-- START DATASET ENTRIES --
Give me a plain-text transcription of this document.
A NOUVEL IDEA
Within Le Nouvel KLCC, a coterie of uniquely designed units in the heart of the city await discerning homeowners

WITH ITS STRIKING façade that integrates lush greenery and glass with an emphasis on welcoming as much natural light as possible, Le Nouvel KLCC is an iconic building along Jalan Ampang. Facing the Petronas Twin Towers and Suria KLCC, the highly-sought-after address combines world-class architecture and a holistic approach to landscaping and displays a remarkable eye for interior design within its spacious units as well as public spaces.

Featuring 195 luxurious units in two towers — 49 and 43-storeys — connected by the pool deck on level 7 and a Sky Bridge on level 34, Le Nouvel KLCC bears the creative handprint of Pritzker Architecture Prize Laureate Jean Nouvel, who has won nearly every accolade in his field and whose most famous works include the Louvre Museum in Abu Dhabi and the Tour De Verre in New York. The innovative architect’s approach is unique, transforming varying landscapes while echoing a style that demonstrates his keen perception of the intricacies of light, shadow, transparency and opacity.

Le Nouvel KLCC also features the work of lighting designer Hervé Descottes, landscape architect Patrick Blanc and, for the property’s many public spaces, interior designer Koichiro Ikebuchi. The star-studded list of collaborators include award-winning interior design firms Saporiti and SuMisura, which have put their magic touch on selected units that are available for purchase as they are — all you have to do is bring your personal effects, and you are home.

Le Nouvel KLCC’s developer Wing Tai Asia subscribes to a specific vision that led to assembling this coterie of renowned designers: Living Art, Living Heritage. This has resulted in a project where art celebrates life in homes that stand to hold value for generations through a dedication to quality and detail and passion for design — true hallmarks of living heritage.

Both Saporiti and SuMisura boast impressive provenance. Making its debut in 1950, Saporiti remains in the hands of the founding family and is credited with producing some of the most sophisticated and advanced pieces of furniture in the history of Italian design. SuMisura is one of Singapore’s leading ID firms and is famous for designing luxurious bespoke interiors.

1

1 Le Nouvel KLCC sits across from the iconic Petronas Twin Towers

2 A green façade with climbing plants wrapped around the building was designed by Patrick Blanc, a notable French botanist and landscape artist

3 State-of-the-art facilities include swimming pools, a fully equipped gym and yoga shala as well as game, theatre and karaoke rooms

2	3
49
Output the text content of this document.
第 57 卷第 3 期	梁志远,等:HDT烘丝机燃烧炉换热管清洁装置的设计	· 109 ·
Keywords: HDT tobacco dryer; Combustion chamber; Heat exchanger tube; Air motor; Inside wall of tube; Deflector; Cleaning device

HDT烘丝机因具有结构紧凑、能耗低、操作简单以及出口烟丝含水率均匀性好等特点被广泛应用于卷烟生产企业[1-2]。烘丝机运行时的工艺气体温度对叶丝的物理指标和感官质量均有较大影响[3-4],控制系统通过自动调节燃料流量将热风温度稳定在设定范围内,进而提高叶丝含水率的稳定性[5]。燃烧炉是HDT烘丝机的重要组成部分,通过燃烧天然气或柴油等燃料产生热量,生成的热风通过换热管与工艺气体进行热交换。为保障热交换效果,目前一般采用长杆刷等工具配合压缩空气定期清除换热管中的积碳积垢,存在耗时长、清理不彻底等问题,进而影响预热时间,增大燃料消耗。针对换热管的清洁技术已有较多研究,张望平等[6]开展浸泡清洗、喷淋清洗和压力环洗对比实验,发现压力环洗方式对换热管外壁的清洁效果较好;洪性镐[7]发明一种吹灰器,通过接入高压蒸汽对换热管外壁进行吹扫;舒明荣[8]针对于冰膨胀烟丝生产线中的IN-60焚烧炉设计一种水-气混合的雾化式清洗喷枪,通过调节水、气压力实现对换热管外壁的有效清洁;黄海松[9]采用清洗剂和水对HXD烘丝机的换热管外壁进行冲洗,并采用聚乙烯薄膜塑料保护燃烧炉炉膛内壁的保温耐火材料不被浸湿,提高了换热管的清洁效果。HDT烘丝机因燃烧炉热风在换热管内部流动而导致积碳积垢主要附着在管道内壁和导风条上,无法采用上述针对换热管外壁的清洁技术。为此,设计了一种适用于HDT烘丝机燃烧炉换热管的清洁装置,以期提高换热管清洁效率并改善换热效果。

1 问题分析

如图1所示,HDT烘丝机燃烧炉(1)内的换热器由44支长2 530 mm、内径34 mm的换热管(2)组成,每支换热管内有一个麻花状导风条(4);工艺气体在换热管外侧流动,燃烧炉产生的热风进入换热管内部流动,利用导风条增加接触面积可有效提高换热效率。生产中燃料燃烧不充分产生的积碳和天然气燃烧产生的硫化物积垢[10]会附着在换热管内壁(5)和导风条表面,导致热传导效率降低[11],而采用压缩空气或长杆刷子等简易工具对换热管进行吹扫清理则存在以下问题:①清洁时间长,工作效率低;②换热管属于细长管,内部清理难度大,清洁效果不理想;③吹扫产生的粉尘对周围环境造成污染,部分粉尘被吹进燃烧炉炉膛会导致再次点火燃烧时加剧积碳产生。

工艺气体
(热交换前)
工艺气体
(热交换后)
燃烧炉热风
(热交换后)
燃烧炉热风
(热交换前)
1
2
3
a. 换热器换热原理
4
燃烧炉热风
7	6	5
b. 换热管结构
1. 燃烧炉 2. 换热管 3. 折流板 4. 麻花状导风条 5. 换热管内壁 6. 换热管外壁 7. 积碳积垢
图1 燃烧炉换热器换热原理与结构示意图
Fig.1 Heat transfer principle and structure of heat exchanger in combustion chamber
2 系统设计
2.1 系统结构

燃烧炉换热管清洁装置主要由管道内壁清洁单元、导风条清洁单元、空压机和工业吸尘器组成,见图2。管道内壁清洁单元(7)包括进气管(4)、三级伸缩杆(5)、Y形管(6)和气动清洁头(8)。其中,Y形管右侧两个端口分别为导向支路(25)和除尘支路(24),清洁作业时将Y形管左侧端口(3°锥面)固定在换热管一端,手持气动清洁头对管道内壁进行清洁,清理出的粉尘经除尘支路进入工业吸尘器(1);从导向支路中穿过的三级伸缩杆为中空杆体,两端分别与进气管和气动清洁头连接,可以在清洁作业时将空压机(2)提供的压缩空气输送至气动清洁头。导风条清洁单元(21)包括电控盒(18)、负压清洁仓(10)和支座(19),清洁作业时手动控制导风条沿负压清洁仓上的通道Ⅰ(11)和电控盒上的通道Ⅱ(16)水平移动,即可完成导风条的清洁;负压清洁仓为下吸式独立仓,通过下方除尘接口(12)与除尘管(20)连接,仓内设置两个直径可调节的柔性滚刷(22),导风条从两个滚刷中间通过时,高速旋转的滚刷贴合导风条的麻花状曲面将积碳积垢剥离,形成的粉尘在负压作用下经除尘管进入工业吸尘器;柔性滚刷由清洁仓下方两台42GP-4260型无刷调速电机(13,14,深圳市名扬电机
-- END DATASET ENTRIES --
| EXERCISE GOAL |
Go through the listing above and restate it word for word.

| EXERCISE RESULT |
Give me a plain-text transcription of this document.
A NOUVEL IDEA
Within Le Nouvel KLCC, a coterie of uniquely designed units in the heart of the city await discerning homeowners

WITH ITS STRIKING façade that integrates lush greenery and glass with an emphasis on welcoming as much natural light as possible, Le Nouvel KLCC is an iconic building along Jalan Ampang. Facing the Petronas Twin Towers and Suria KLCC, the highly-sought-after address combines world-class architecture and a holistic approach to landscaping and displays a remarkable eye for interior design within its spacious units as well as public spaces.

Featuring 195 luxurious units in two towers — 49 and 43-storeys — connected by the pool deck on level 7 and a Sky Bridge on level 34, Le Nouvel KLCC bears the creative handprint of Pritzker Architecture Prize Laureate Jean Nouvel, who has won nearly every accolade in his field and whose most famous works include the Louvre Museum in Abu Dhabi and the Tour De Verre in New York. The innovative architect’s approach is unique, transforming varying landscapes while echoing a style that demonstrates his keen perception of the intricacies of light, shadow, transparency and opacity.

Le Nouvel KLCC also features the work of lighting designer Hervé Descottes, landscape architect Patrick Blanc and, for the property’s many public spaces, interior designer Koichiro Ikebuchi. The star-studded list of collaborators include award-winning interior design firms Saporiti and SuMisura, which have put their magic touch on selected units that are available for purchase as they are — all you have to do is bring your personal effects, and you are home.

Le Nouvel KLCC’s developer Wing Tai Asia subscribes to a specific vision that led to assembling this coterie of renowned designers: Living Art, Living Heritage. This has resulted in a project where art celebrates life in homes that stand to hold value for generations through a dedication to quality and detail and passion for design — true hallmarks of living heritage.

Both Saporiti and SuMisura boast impressive provenance. Making its debut in 1950, Saporiti remains in the hands of the founding family and is credited with producing some of the most sophisticated and advanced pieces of furniture in the history of Italian design. SuMisura is one of Singapore’s leading ID firms and is famous for designing luxurious bespoke interiors.

1

1 Le Nouvel KLCC sits across from the iconic Petronas Twin Towers

2 A green façade with climbing plants wrapped around the building was designed by Patrick Blanc, a notable French botanist and landscape artist

3 State-of-the-art facilities include swimming pools, a fully equipped gym and yoga shala as well as game, theatre and karaoke rooms

2	3
49
Output the text content of this document.
第 57 卷第 3 期	梁志远,等:HDT烘丝机燃烧炉换热管清洁装置的设计	· 109 ·
Keywords: HDT tobacco dryer; Combustion chamber; Heat exchanger tube; Air motor; Inside wall of tube; Deflector; Cleaning device

HDT烘丝机因具有结构紧凑、能耗低、操作简单以及出口烟丝含水率均匀性好等特点被广泛应用于卷烟生产企业[1-2]。烘丝机运行时的工艺气体温度对叶丝的物理指标和感官质量均有较大影响[3-4],控制系统通过自动调节燃料流量将热风温度稳定在设定范围内,进而提高叶丝含水率的稳定性[5]。燃烧炉是HDT烘丝机的重要组成部分,通过燃烧天然气或柴油等燃料产生热量,生成的热风通过换热管与工艺气体进行热交换。为保障热交换效果,目前一般采用长杆刷等工具配合压缩空气定期清除换热管中的积碳积垢,存在耗时长、清理不彻底等问题,进而影响预热时间,增大燃料消耗。针对换热管的清洁技术已有较多研究,张望平等[6]开展浸泡清洗、喷淋清洗和压力环洗对比实验,发现压力环洗方式对换热管外壁的清洁效果较好;洪性镐[7]发明一种吹灰器,通过接入高压蒸汽对换热管外壁进行吹扫;舒明荣[8]针对于冰膨胀烟丝生产线中的IN-60焚烧炉设计一种水-气混合的雾化式清洗喷枪,通过调节水、气压力实现对换热管外壁的有效清洁;黄海松[9]采用清洗剂和水对HXD烘丝机的换热管外壁进行冲洗,并采用聚乙烯薄膜塑料保护燃烧炉炉膛内壁的保温耐火材料不被浸湿,提高了换热管的清洁效果。HDT烘丝机因燃烧炉热风在换热管内部流动而导致积碳积垢主要附着在管道内壁和导风条上,无法采用上述针对换热管外壁的清洁技术。为此,设计了一种适用于HDT烘丝机燃烧炉换热管的清洁装置,以期提高换热管清洁效率并改善换热效果。

1 问题分析

如图1所示,HDT烘丝机燃烧炉(1)内的换热器由44支长2 530 mm、内径34 mm的换热管(2)组成,每支换热管内有一个麻花状导风条(4);工艺气体在换热管外侧流动,燃烧炉产生的热风进入换热管内部流动,利用导风条增加接触面积可有效提高换热效率。生产中燃料燃烧不充分产生的积碳和天然气燃烧产生的硫化物积垢[10]会附着在换热管内壁(5)和导风条表面,导致热传导效率降低[11],而采用压缩空气或长杆刷子等简易工具对换热管进行吹扫清理则存在以下问题:①清洁时间长,工作效率低;②换热管属于细长管,内部清理难度大,清洁效果不理想;③吹扫产生的粉尘对周围环境造成污染,部分粉尘被吹进燃烧炉炉膛会导致再次点火燃烧时加剧积碳产生。

工艺气体
(热交换前)
工艺气体
(热交换后)
燃烧炉热风
(热交换后)
燃烧炉热风
(热交换前)
1
2
3
a. 换热器换热原理
4
燃烧炉热风
7	6	5
b. 换热管结构
1. 燃烧炉 2. 换热管 3. 折流板 4. 麻花状导风条 5. 换热管内壁 6. 换热管外壁 7. 积碳积垢
图1 燃烧炉换热器换热原理与结构示意图
Fig.1 Heat transfer principle and structure of heat exchanger in combustion chamber
2 系统设计
2.1 系统结构

燃烧炉换热管清洁装置主要由管道内壁清洁单元、导风条清洁单元、空压机和工业吸尘器组成,见图2。管道内壁清洁单元(7)包括进气管(4)、三级伸缩杆(5)、Y形管(6)和气动清洁头(8)。其中,Y形管右侧两个端口分别为导向支路(25)和除尘支路(24),清洁作业时将Y形管左侧端口(3°锥面)固定在换热管一端,手持气动清洁头对管道内壁进行清洁,清理出的粉尘经除尘支路进入工业吸尘器(1);从导向支路中穿过的三级伸缩杆为中空杆体,两端分别与进气管和气动清洁头连接,可以在清洁作业时将空压机(2)提供的压缩空气输送至气动清洁头。导风条清洁单元(21)包括电控盒(18)、负压清洁仓(10)和支座(19),清洁作业时手动控制导风条沿负压清洁仓上的通道Ⅰ(11)和电控盒上的通道Ⅱ(16)水平移动,即可完成导风条的清洁;负压清洁仓为下吸式独立仓,通过下方除尘接口(12)与除尘管(20)连接,仓内设置两个直径可调节的柔性滚刷(22),导风条从两个滚刷中间通过时,高速旋转的滚刷贴合导风条的麻花状曲面将积碳积垢剥离,形成的粉尘在负压作用下经除尘管进入工业吸尘器;柔性滚刷由清洁仓下方两台42GP-4260型无刷调速电机(13,14,深圳市名扬电机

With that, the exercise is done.